*Task:*
From the passage on early television drama below, copy out the section starting at "These first four" and ending at "in live television.".

*Passage:*
^^^^^^^^^^^^^^^^
The singularly distinguishing feature of television drama in those early days
was a paucity of payment, sets, and theme. And to go along with this was a bleak
desert which represented the area of identity of the television writer. He was
practically anonymous; he had an ill-defined respect for his talents and no
protection at all for his work. He had few prerogatives in terms of its
production and only the barest of recognition for his contribution.
The Kraft Television Theatre, the oldest of the one-hour dramatic
shows, wouldn’t permit a writer at rehearsal until the day of the show. His
presence at that late hour was probably a guarantee against intrusion. For by
then the lines had already been changed, the interpretations made, the blocking
and camera arranged. The writer could protest, but only as a gesture. The show
was a fait accompli prior to his arrival. In the kindred areas of rewriting,
casting, music, et al, the writer had even less to say. I cite the Kraft Theatre
as an example not to single it out for a necessarily unique mistreatment of
authors but because it was one of the few dramatic programs existent at the
time. It aimed for quality and often achieved it. This was the show that did
things like Moliere’s A Doctor in Spite of Himself; Ibsen’s A Doll’s House;
Galsworthy’s Justice and Loyalties. It also produced plays like Valley Forge, Berkeley Square, Comedy of Errors and Macbeth—and some of these shows were
produced as early as 1947. The reader can pretty much gather what the policies
of the lesser programs were with regard to their conception and treatment of
the men and women who wrote the material.
These first four and five years of television were the cradle days of a baby
whose birth may not have been accidental but whose process of maturing was far
from being planned. But thanks to programs like Kraft and some others,
television was expanding its technique and coverage. And along with it came an
expansion in quality. Besides Kraft there was Studio One. Tony Miner, a pioneer
without coonskin, was producing the plays on Studio One, whose expanse was
becoming as much horizontal as vertical. One of his productions took place on a
submarine. He used actual water and a mock-up submarine, and he did it on a
nickel-and-dime budget that today wouldn’t pay for a cast on a half-hour show.
It evolved as a striking and powerfully realistic illusion, and it pointed the
way to a new horizon in live television.
Celanese Theatre went on the air and did things like Maxwell Anderson’s
Winterset, and it did them well and effectively. Celanese was directed by a man
named Alex Segal, who became one of the early “names” in television. He was
later to direct some television plays by Rod Serling, who at the time of Alex’s
arrival on the television scene was still writing prayer messages for an ex-tent
revivalist in Ohio. But at this moment in the evolution of television drama
there were even a few intellectual diehards who began to see the potential of
it, and began to realize that a television play could come close. to the
legitimate theater, and even surpass it sometimes in terms of flexibility. Along
with television’s expansion and progress came the birth of a new school of
television actors and actresses, men and women associated with the medium and
known because of it. Like Hollywood and Broadway before it, television began to
produce its own stars, and also like Hollywood and Broadway the writer was the
last of the company to achieve an identity. To his everlasting credit, he did it
on his own. The networks financed no campaign to make Chayefsky a known and
associable quantity. Several million viewers began to make that association on
their own. Plays by Paddy Chayefsky, Horton Foote, Bob Arthur, David Swift and
David Shaw were stamped with that particular quality that forced recognition.
^^^^^^^^^^^^^^^^
*Data section:*
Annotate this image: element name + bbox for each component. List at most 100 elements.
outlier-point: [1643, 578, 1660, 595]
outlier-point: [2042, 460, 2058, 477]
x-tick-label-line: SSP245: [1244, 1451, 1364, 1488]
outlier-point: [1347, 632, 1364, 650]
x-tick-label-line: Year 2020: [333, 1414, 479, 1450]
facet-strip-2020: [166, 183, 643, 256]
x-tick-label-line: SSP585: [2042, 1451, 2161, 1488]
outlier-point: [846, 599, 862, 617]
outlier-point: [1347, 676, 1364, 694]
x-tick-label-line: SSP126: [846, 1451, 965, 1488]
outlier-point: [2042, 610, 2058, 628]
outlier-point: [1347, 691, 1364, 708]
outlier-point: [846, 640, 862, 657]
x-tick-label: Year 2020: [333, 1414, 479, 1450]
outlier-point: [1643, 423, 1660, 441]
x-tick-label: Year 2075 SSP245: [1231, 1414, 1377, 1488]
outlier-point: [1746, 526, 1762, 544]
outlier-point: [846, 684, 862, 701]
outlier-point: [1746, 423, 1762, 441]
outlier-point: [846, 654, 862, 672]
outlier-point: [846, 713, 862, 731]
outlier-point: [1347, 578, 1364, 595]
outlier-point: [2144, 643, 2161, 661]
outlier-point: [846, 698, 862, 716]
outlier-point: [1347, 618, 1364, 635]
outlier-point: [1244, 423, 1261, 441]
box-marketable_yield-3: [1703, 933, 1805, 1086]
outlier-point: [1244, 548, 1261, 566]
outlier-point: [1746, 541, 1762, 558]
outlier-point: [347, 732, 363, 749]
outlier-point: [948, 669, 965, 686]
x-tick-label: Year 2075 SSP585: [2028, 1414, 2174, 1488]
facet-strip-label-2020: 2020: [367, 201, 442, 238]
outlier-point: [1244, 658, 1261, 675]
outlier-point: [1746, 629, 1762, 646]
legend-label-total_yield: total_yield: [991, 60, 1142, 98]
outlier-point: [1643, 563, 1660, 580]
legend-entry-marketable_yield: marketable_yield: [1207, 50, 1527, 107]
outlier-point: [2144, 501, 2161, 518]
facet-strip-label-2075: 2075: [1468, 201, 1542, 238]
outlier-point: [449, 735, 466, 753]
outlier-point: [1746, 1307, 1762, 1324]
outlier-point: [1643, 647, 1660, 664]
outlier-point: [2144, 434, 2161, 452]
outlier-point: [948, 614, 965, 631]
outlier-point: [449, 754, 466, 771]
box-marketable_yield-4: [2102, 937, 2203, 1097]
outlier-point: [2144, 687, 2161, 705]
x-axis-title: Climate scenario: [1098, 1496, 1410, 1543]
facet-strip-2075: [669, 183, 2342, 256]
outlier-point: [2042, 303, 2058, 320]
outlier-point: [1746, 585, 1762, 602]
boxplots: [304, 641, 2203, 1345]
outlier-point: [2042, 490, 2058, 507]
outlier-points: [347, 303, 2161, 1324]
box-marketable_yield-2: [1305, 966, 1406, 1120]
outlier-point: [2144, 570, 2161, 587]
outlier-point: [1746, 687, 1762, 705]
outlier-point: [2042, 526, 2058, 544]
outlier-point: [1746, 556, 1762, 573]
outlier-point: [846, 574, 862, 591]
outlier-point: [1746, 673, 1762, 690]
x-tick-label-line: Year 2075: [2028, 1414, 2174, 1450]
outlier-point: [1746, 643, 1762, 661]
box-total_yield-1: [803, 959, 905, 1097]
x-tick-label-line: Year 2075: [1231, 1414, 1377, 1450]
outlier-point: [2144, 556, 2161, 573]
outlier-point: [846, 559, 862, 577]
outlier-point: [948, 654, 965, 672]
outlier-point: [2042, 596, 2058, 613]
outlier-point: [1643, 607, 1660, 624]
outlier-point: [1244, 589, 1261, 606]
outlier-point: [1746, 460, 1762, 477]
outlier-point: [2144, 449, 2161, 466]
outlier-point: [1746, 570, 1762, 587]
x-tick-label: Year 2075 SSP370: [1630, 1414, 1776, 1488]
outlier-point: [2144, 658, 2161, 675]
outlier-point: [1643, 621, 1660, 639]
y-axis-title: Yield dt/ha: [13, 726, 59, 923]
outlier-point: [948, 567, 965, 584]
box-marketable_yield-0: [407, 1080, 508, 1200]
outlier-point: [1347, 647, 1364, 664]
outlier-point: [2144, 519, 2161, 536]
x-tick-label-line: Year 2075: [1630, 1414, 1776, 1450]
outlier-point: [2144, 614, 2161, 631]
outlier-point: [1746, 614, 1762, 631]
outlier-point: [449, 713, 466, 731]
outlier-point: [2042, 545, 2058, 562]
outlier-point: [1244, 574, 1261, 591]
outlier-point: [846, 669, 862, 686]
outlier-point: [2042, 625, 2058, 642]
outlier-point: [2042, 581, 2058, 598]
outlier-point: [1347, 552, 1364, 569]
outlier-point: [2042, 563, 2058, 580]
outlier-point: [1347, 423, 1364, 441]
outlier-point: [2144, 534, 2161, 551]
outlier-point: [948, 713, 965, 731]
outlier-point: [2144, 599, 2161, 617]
^^^^^^^^^^^^^^^^
*Answer to this exercise:*
These first four and five years of television were the cradle days of a baby
whose birth may not have been accidental but whose process of maturing was far
from being planned. But thanks to programs like Kraft and some others,
television was expanding its technique and coverage. And along with it came an
expansion in quality. Besides Kraft there was Studio One. Tony Miner, a pioneer
without coonskin, was producing the plays on Studio One, whose expanse was
becoming as much horizontal as vertical. One of his productions took place on a
submarine. He used actual water and a mock-up submarine, and he did it on a
nickel-and-dime budget that today wouldn’t pay for a cast on a half-hour show.
It evolved as a striking and powerfully realistic illusion, and it pointed the
way to a new horizon in live television.